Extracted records
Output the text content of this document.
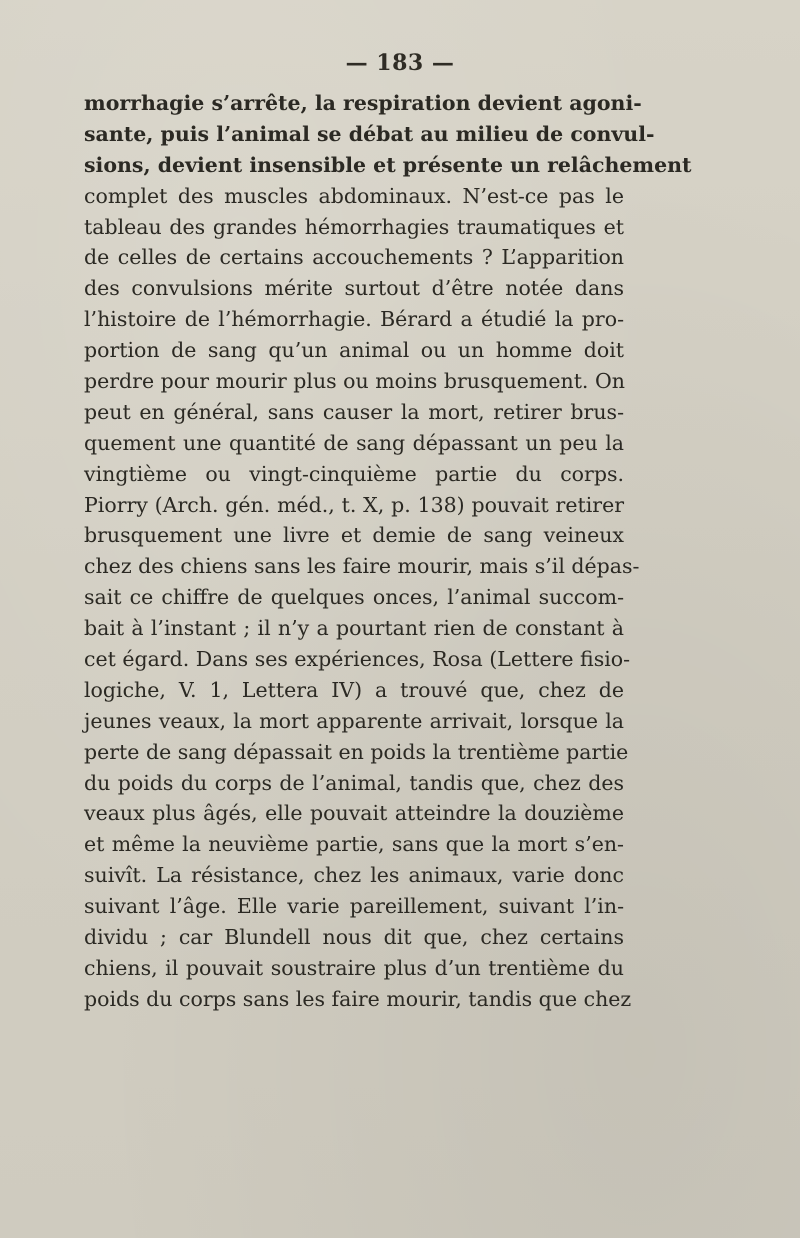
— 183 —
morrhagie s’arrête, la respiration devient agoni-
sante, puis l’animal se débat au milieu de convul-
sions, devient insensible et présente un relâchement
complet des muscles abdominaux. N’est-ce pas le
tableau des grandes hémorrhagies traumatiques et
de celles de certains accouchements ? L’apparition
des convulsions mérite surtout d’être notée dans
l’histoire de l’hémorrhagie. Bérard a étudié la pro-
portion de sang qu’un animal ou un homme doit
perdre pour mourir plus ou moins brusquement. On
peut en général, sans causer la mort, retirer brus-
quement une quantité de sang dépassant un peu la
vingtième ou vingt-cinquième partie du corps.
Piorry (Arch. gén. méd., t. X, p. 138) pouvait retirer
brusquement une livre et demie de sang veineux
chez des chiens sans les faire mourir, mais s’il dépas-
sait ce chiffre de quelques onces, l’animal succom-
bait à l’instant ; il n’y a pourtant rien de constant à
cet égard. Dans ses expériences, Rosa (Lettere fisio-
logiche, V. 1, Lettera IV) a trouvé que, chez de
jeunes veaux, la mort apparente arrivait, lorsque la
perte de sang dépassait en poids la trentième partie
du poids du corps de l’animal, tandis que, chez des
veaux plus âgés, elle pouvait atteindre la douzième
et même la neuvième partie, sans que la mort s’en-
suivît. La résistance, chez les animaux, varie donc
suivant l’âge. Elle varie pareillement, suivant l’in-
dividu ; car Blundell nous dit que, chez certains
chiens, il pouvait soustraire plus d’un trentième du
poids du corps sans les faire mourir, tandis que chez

# Your instructions:
In the material above, show every line where the word "varie" turns up.

# Answer for this exercise:
suivît. La résistance, chez les animaux, varie donc
suivant l’âge. Elle varie pareillement, suivant l’in-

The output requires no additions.